* [INFORMATION SHOWN]:
.....

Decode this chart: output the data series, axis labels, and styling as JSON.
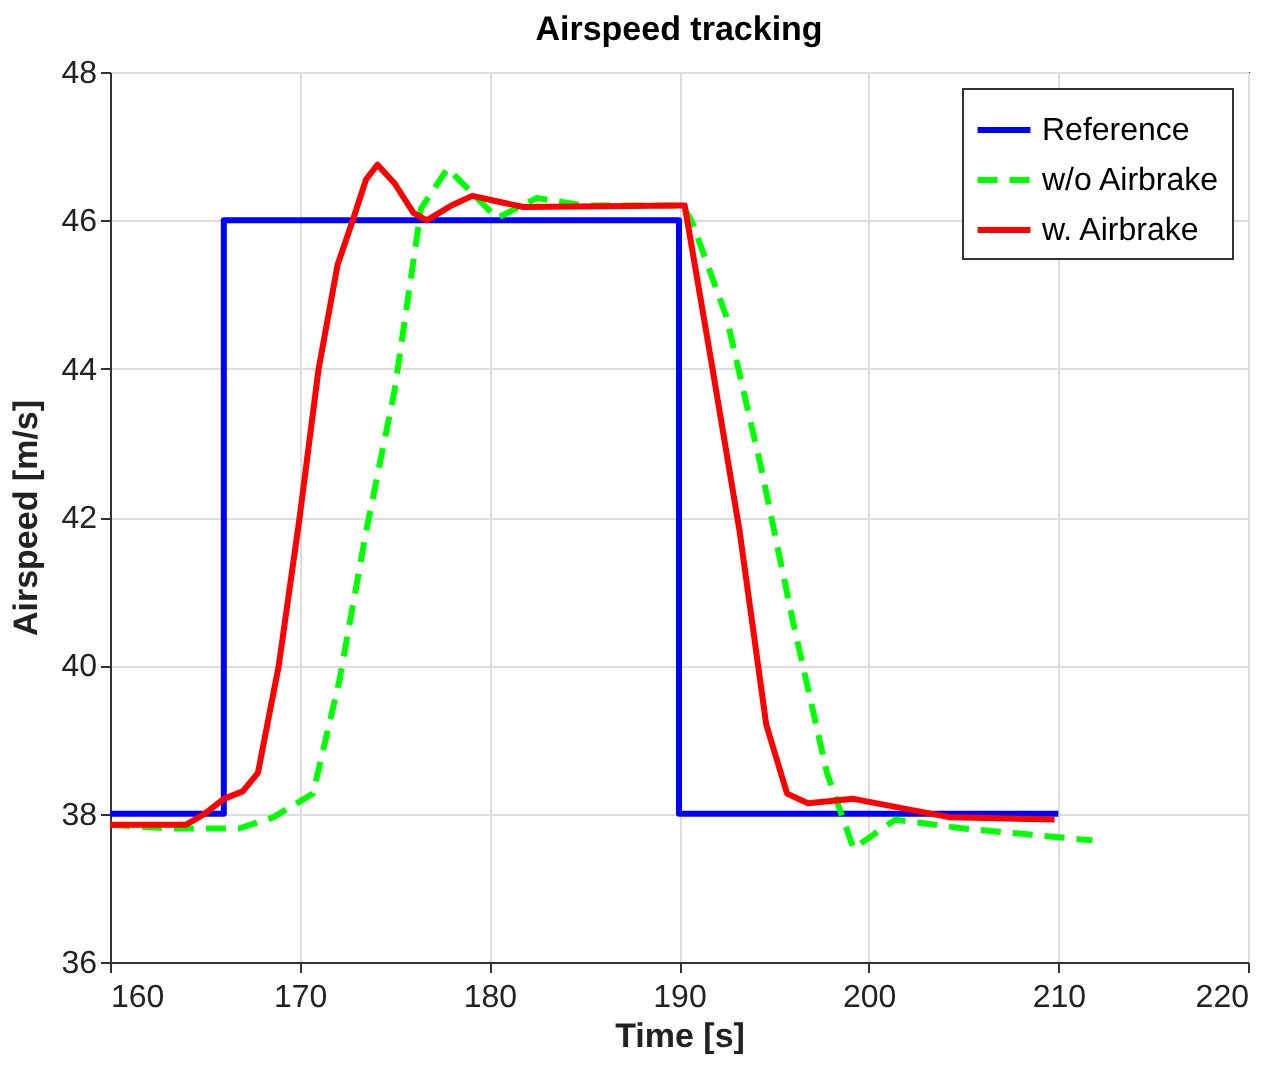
{
  "chart_data": {
    "type": "line",
    "title": "Airspeed tracking",
    "xlabel": "Time [s]",
    "ylabel": "Airspeed [m/s]",
    "xlim": [
      160,
      220
    ],
    "xticks": [
      160,
      170,
      180,
      190,
      200,
      210,
      220
    ],
    "ylim": [
      36,
      48
    ],
    "yticks": [
      36,
      38,
      40,
      42,
      44,
      46,
      48
    ],
    "grid": true,
    "legend": "top right",
    "series": [
      {
        "name": "Reference",
        "color": "#0000ff",
        "line_style": "solid",
        "x": [
          160,
          166,
          166,
          190,
          190,
          210
        ],
        "values": [
          38,
          38,
          46,
          46,
          38,
          38
        ]
      },
      {
        "name": "w/o Airbrake",
        "color": "#00ff00",
        "line_style": "dashed",
        "x": [
          160,
          163.2,
          166.8,
          168.6,
          170.7,
          172.1,
          173.5,
          175,
          176.4,
          177.8,
          180.4,
          182.5,
          185,
          190.2,
          190.7,
          192.5,
          194.3,
          196,
          197.8,
          199.2,
          201.4,
          205,
          211.8
        ],
        "values": [
          37.85,
          37.8,
          37.8,
          37.95,
          38.27,
          39.8,
          41.8,
          43.7,
          46.16,
          46.7,
          46.03,
          46.3,
          46.2,
          46.2,
          45.97,
          44.7,
          42.7,
          40.6,
          38.55,
          37.53,
          37.92,
          37.8,
          37.64
        ]
      },
      {
        "name": "w. Airbrake",
        "color": "#ff0000",
        "line_style": "solid",
        "x": [
          160,
          164,
          165,
          166,
          167,
          167.8,
          168.9,
          170,
          171,
          172,
          172.8,
          173.5,
          174.1,
          175,
          176,
          176.7,
          178,
          179.1,
          180.5,
          181.8,
          190.1,
          190.3,
          191.7,
          193.2,
          194.6,
          195.7,
          196.8,
          199.2,
          204.3,
          209.8
        ],
        "values": [
          37.85,
          37.85,
          38,
          38.2,
          38.3,
          38.55,
          40,
          42,
          44,
          45.4,
          46,
          46.55,
          46.75,
          46.5,
          46.1,
          46,
          46.2,
          46.33,
          46.25,
          46.18,
          46.2,
          46.2,
          44.1,
          41.8,
          39.2,
          38.27,
          38.14,
          38.2,
          37.95,
          37.92
        ]
      }
    ]
  }
}
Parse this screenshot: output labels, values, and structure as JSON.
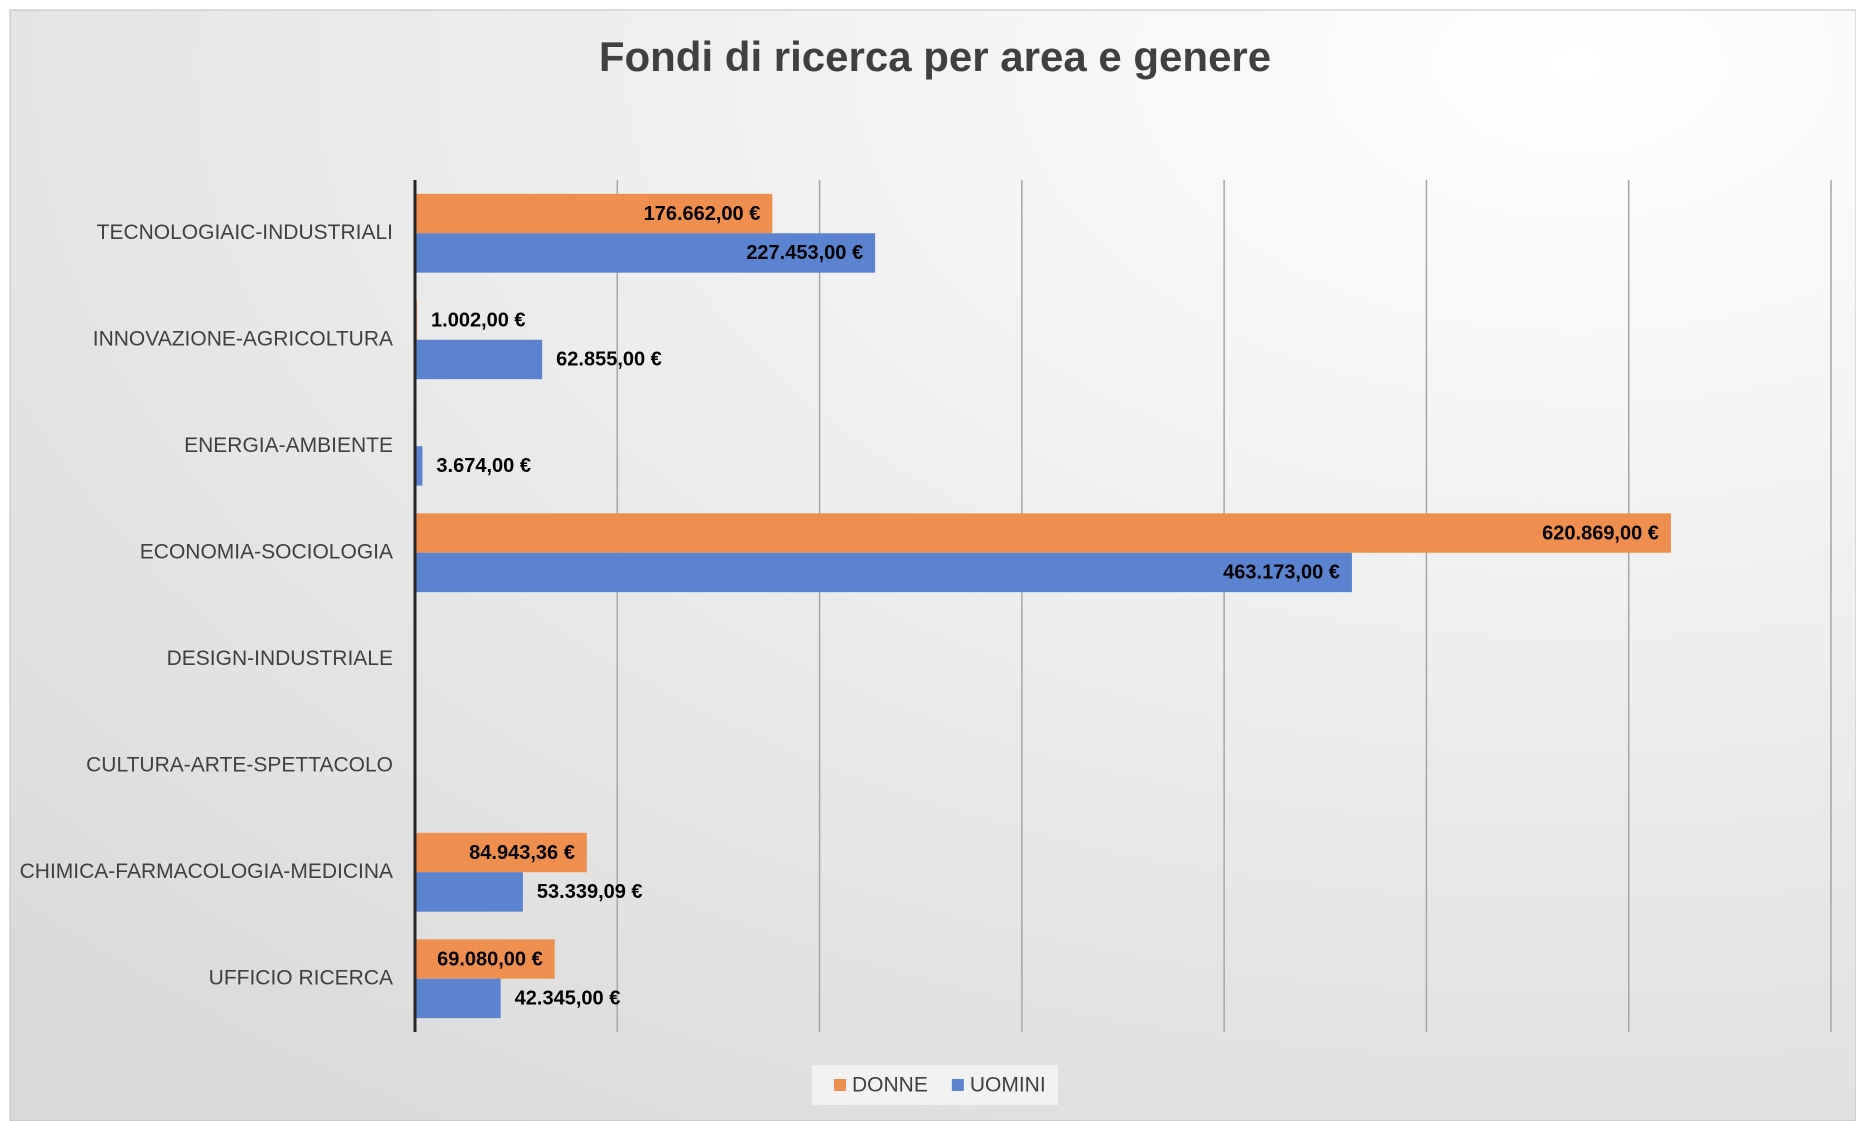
{
  "chart_data": {
    "type": "bar",
    "orientation": "horizontal",
    "title": "Fondi di ricerca per area e genere",
    "categories": [
      "TECNOLOGIAIC-INDUSTRIALI",
      "INNOVAZIONE-AGRICOLTURA",
      "ENERGIA-AMBIENTE",
      "ECONOMIA-SOCIOLOGIA",
      "DESIGN-INDUSTRIALE",
      "CULTURA-ARTE-SPETTACOLO",
      "CHIMICA-FARMACOLOGIA-MEDICINA",
      "UFFICIO RICERCA"
    ],
    "series": [
      {
        "name": "DONNE",
        "color": "#ef8f4f",
        "values": [
          176662,
          1002,
          null,
          620869,
          null,
          null,
          84943.36,
          69080
        ],
        "value_labels": [
          "176.662,00 €",
          "1.002,00 €",
          null,
          "620.869,00 €",
          null,
          null,
          "84.943,36 €",
          "69.080,00 €"
        ]
      },
      {
        "name": "UOMINI",
        "color": "#5b83cf",
        "values": [
          227453,
          62855,
          3674,
          463173,
          null,
          null,
          53339.09,
          42345
        ],
        "value_labels": [
          "227.453,00 €",
          "62.855,00 €",
          "3.674,00 €",
          "463.173,00 €",
          null,
          null,
          "53.339,09 €",
          "42.345,00 €"
        ]
      }
    ],
    "xlim": [
      0,
      700000
    ],
    "xticks": [
      0,
      100000,
      200000,
      300000,
      400000,
      500000,
      600000,
      700000
    ],
    "show_tick_labels": false,
    "grid": true,
    "legend": "bottom"
  }
}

.....

* [WHAT YOU ARE ASKED TO DO]: Output every entry word for word, but omit the pictures.

* [RESPONSE TO THE EXERCISE]:
Decode this chart: output the data series, axis labels, and styling as JSON.
{
  "chart_data": {
    "type": "line",
    "title": "Airspeed tracking",
    "xlabel": "Time [s]",
    "ylabel": "Airspeed [m/s]",
    "xlim": [
      160,
      220
    ],
    "xticks": [
      160,
      170,
      180,
      190,
      200,
      210,
      220
    ],
    "ylim": [
      36,
      48
    ],
    "yticks": [
      36,
      38,
      40,
      42,
      44,
      46,
      48
    ],
    "grid": true,
    "legend": "top right",
    "series": [
      {
        "name": "Reference",
        "color": "#0000ff",
        "line_style": "solid",
        "x": [
          160,
          166,
          166,
          190,
          190,
          210
        ],
        "values": [
          38,
          38,
          46,
          46,
          38,
          38
        ]
      },
      {
        "name": "w/o Airbrake",
        "color": "#00ff00",
        "line_style": "dashed",
        "x": [
          160,
          163.2,
          166.8,
          168.6,
          170.7,
          172.1,
          173.5,
          175,
          176.4,
          177.8,
          180.4,
          182.5,
          185,
          190.2,
          190.7,
          192.5,
          194.3,
          196,
          197.8,
          199.2,
          201.4,
          205,
          211.8
        ],
        "values": [
          37.85,
          37.8,
          37.8,
          37.95,
          38.27,
          39.8,
          41.8,
          43.7,
          46.16,
          46.7,
          46.03,
          46.3,
          46.2,
          46.2,
          45.97,
          44.7,
          42.7,
          40.6,
          38.55,
          37.53,
          37.92,
          37.8,
          37.64
        ]
      },
      {
        "name": "w. Airbrake",
        "color": "#ff0000",
        "line_style": "solid",
        "x": [
          160,
          164,
          165,
          166,
          167,
          167.8,
          168.9,
          170,
          171,
          172,
          172.8,
          173.5,
          174.1,
          175,
          176,
          176.7,
          178,
          179.1,
          180.5,
          181.8,
          190.1,
          190.3,
          191.7,
          193.2,
          194.6,
          195.7,
          196.8,
          199.2,
          204.3,
          209.8
        ],
        "values": [
          37.85,
          37.85,
          38,
          38.2,
          38.3,
          38.55,
          40,
          42,
          44,
          45.4,
          46,
          46.55,
          46.75,
          46.5,
          46.1,
          46,
          46.2,
          46.33,
          46.25,
          46.18,
          46.2,
          46.2,
          44.1,
          41.8,
          39.2,
          38.27,
          38.14,
          38.2,
          37.95,
          37.92
        ]
      }
    ]
  }
}
Parse this screenshot: output labels, values, and structure as JSON.
{
  "chart_data": {
    "type": "bar",
    "orientation": "horizontal",
    "title": "Fondi di ricerca per area e genere",
    "categories": [
      "TECNOLOGIAIC-INDUSTRIALI",
      "INNOVAZIONE-AGRICOLTURA",
      "ENERGIA-AMBIENTE",
      "ECONOMIA-SOCIOLOGIA",
      "DESIGN-INDUSTRIALE",
      "CULTURA-ARTE-SPETTACOLO",
      "CHIMICA-FARMACOLOGIA-MEDICINA",
      "UFFICIO RICERCA"
    ],
    "series": [
      {
        "name": "DONNE",
        "color": "#ef8f4f",
        "values": [
          176662,
          1002,
          null,
          620869,
          null,
          null,
          84943.36,
          69080
        ],
        "value_labels": [
          "176.662,00 €",
          "1.002,00 €",
          null,
          "620.869,00 €",
          null,
          null,
          "84.943,36 €",
          "69.080,00 €"
        ]
      },
      {
        "name": "UOMINI",
        "color": "#5b83cf",
        "values": [
          227453,
          62855,
          3674,
          463173,
          null,
          null,
          53339.09,
          42345
        ],
        "value_labels": [
          "227.453,00 €",
          "62.855,00 €",
          "3.674,00 €",
          "463.173,00 €",
          null,
          null,
          "53.339,09 €",
          "42.345,00 €"
        ]
      }
    ],
    "xlim": [
      0,
      700000
    ],
    "xticks": [
      0,
      100000,
      200000,
      300000,
      400000,
      500000,
      600000,
      700000
    ],
    "show_tick_labels": false,
    "grid": true,
    "legend": "bottom"
  }
}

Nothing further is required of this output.